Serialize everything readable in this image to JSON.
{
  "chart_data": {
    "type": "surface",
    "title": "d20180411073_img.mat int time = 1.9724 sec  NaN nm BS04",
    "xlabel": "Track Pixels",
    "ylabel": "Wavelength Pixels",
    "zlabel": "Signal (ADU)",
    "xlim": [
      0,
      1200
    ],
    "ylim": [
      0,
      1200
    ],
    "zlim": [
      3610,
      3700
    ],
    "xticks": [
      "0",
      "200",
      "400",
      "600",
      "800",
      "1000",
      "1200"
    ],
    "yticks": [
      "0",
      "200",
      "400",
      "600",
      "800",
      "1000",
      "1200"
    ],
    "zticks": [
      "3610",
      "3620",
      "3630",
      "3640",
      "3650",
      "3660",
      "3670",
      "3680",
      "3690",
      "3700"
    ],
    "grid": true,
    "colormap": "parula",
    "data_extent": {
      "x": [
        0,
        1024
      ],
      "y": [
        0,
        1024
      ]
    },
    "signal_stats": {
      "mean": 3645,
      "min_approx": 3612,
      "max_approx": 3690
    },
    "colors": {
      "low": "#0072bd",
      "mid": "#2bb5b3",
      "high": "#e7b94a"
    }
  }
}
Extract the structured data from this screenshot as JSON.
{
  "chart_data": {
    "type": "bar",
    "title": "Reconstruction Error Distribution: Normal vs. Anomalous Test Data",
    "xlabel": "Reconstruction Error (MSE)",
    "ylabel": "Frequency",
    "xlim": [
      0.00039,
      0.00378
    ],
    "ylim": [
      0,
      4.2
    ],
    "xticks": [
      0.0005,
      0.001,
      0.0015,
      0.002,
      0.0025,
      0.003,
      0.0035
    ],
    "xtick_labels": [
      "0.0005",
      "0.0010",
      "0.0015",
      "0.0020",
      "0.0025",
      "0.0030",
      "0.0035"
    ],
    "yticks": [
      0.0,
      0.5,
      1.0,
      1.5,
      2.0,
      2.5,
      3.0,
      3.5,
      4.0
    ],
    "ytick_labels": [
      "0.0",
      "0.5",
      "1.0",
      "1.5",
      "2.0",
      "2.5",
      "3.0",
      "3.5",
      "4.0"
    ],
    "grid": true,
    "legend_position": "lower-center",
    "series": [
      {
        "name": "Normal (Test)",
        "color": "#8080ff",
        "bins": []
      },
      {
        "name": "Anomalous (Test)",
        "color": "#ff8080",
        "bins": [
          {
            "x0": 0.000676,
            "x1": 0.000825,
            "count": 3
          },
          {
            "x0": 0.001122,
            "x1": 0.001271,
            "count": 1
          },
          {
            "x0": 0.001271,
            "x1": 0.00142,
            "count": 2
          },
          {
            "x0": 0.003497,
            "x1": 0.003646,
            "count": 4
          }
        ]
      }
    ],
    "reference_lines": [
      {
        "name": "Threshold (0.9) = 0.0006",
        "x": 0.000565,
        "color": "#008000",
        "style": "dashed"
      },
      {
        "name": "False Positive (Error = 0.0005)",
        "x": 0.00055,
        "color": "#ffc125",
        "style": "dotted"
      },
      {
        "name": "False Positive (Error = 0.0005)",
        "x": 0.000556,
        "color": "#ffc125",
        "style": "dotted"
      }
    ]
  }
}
---+---
- Stated problem:
Check each line above for the word "ylabel", and copy the lines where it appears.

- Answer to this exercise:
    "ylabel": "Wavelength Pixels",
    "ylabel": "Frequency",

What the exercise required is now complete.